Work to complete :: Look through the data below. Collect every line where the word "text" occurs.

____ Available data

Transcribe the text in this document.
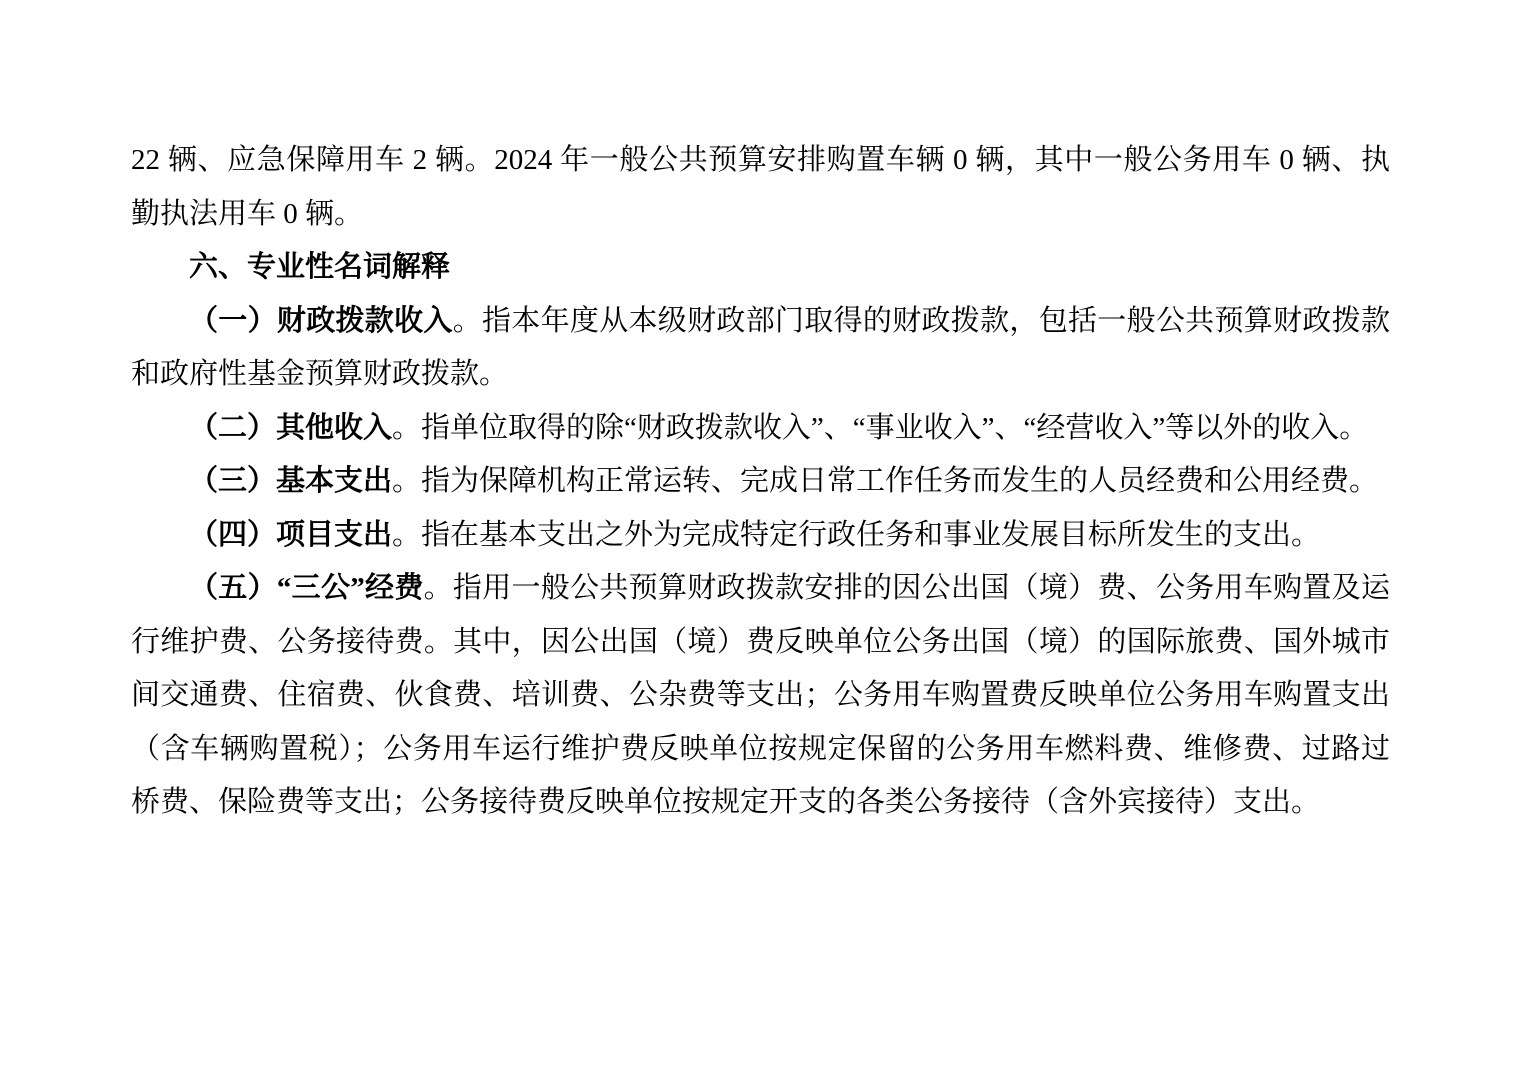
22 辆、应急保障用车 2 辆。2024 年一般公共预算安排购置车辆 0 辆，其中一般公务用车 0 辆、执勤执法用车 0 辆。

六、专业性名词解释

（一）财政拨款收入。指本年度从本级财政部门取得的财政拨款，包括一般公共预算财政拨款和政府性基金预算财政拨款。

（二）其他收入。指单位取得的除“财政拨款收入”、“事业收入”、“经营收入”等以外的收入。

（三）基本支出。指为保障机构正常运转、完成日常工作任务而发生的人员经费和公用经费。

（四）项目支出。指在基本支出之外为完成特定行政任务和事业发展目标所发生的支出。

（五）“三公”经费。指用一般公共预算财政拨款安排的因公出国（境）费、公务用车购置及运行维护费、公务接待费。其中，因公出国（境）费反映单位公务出国（境）的国际旅费、国外城市间交通费、住宿费、伙食费、培训费、公杂费等支出；公务用车购置费反映单位公务用车购置支出（含车辆购置税）；公务用车运行维护费反映单位按规定保留的公务用车燃料费、维修费、过路过桥费、保险费等支出；公务接待费反映单位按规定开支的各类公务接待（含外宾接待）支出。
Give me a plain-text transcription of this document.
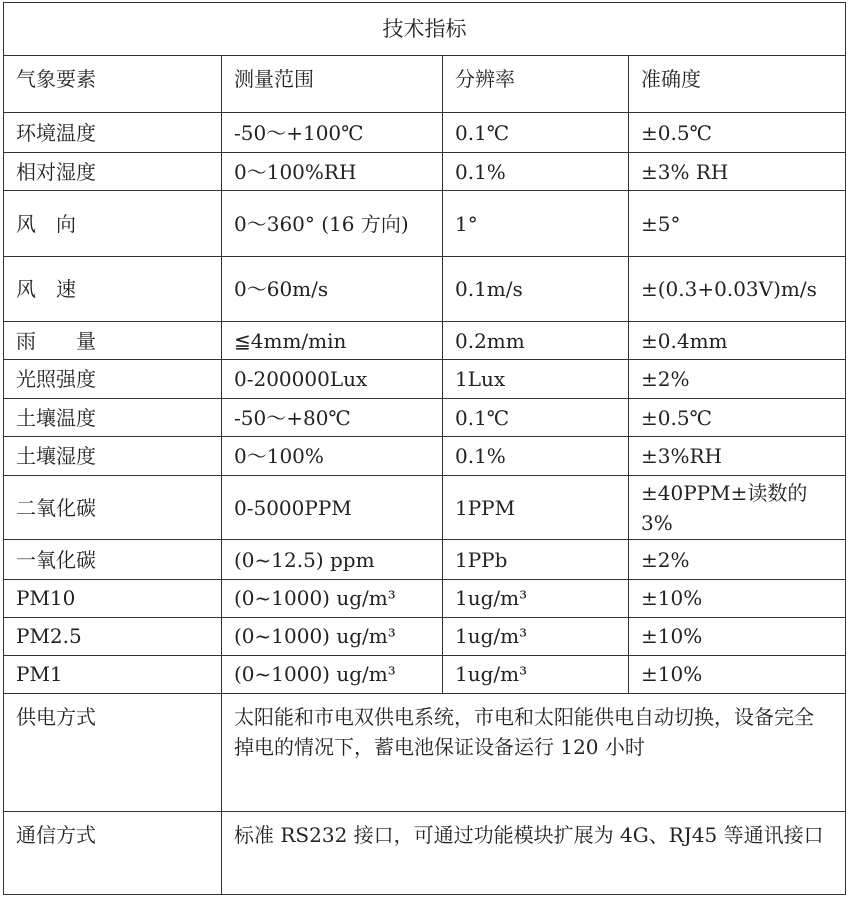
技术指标			
气象要素	测量范围	分辨率	准确度
环境温度	-50～+100℃	0.1℃	±0.5℃
相对湿度	0～100%RH	0.1%	±3% RH
风　向	0～360° (16 方向)	1°	±5°
风　速	0～60m/s	0.1m/s	±(0.3+0.03V)m/s
雨　　量	≦4mm/min	0.2mm	±0.4mm
光照强度	0-200000Lux	1Lux	±2%
土壤温度	-50～+80℃	0.1℃	±0.5℃
土壤湿度	0～100%	0.1%	±3%RH
二氧化碳	0-5000PPM	1PPM	±40PPM±读数的3%
一氧化碳	(0~12.5) ppm	1PPb	±2%
PM10	(0~1000) ug/m³	1ug/m³	±10%
PM2.5	(0~1000) ug/m³	1ug/m³	±10%
PM1	(0~1000) ug/m³	1ug/m³	±10%
供电方式	太阳能和市电双供电系统，市电和太阳能供电自动切换，设备完全掉电的情况下，蓄电池保证设备运行 120 小时		
通信方式	标准 RS232 接口，可通过功能模块扩展为 4G、RJ45 等通讯接口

________

Reply to the task ::
Transcribe the text in this document.
Give me a plain-text transcription of this document.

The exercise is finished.